■ **TO BE DONE**
Show all lines holding "JSON".

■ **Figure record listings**
################

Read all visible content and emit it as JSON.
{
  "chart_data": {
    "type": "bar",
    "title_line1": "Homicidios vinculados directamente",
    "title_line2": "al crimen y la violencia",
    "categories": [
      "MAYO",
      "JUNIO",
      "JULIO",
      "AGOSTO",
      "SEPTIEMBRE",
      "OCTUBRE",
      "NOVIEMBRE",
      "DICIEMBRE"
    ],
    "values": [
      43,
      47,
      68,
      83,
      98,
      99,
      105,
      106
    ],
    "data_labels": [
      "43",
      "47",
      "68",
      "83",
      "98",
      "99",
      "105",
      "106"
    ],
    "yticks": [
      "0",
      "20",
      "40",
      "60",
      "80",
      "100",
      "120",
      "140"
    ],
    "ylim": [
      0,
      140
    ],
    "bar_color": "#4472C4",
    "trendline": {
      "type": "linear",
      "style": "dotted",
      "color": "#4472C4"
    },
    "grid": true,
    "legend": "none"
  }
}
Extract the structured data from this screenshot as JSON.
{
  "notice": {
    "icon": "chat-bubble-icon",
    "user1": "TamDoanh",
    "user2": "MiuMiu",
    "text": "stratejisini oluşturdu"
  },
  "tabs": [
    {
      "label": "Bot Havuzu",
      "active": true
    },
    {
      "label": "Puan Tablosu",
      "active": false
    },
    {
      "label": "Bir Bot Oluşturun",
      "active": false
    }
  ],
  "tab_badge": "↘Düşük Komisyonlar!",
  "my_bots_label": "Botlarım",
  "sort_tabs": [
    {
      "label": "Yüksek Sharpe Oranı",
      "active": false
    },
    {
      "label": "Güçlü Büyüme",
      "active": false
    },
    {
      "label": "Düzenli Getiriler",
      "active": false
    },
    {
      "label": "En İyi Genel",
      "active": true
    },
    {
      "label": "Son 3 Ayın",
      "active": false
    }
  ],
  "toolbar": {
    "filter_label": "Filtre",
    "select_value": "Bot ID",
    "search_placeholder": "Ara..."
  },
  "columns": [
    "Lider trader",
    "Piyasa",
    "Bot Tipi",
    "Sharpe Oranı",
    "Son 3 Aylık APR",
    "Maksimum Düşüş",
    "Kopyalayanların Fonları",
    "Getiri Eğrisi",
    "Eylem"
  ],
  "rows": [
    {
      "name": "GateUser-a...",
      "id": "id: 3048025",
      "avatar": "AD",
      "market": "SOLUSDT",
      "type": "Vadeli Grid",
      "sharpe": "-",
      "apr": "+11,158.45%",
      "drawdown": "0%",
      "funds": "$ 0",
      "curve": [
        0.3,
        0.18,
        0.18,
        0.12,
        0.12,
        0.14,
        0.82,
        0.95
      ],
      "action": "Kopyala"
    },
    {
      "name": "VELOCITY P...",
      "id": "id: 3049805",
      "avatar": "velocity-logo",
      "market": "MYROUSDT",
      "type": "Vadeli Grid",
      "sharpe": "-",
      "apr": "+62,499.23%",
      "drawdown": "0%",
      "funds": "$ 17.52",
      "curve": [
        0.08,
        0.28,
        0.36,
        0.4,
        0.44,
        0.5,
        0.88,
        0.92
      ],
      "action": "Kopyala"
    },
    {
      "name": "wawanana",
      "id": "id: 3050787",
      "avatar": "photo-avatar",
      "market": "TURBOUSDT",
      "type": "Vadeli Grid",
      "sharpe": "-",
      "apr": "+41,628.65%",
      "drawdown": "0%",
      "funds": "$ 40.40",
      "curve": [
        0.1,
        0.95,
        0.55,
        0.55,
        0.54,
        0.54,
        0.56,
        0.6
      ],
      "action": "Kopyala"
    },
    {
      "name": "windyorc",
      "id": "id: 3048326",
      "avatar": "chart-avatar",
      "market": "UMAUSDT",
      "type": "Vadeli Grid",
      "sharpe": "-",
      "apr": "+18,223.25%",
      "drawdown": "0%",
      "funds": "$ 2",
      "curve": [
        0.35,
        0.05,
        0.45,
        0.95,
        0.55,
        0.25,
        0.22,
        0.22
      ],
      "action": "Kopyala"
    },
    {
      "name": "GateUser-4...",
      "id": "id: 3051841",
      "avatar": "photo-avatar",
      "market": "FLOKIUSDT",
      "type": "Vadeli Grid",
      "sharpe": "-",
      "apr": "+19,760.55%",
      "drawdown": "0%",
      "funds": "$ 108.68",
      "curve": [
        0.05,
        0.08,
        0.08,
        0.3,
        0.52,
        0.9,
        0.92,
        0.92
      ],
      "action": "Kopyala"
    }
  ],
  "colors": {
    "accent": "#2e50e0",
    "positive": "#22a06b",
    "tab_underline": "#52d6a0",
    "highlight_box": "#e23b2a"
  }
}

################

■ **SOLUTION TO THIS TASK**
Read all visible content and emit it as JSON.
Extract the structured data from this screenshot as JSON.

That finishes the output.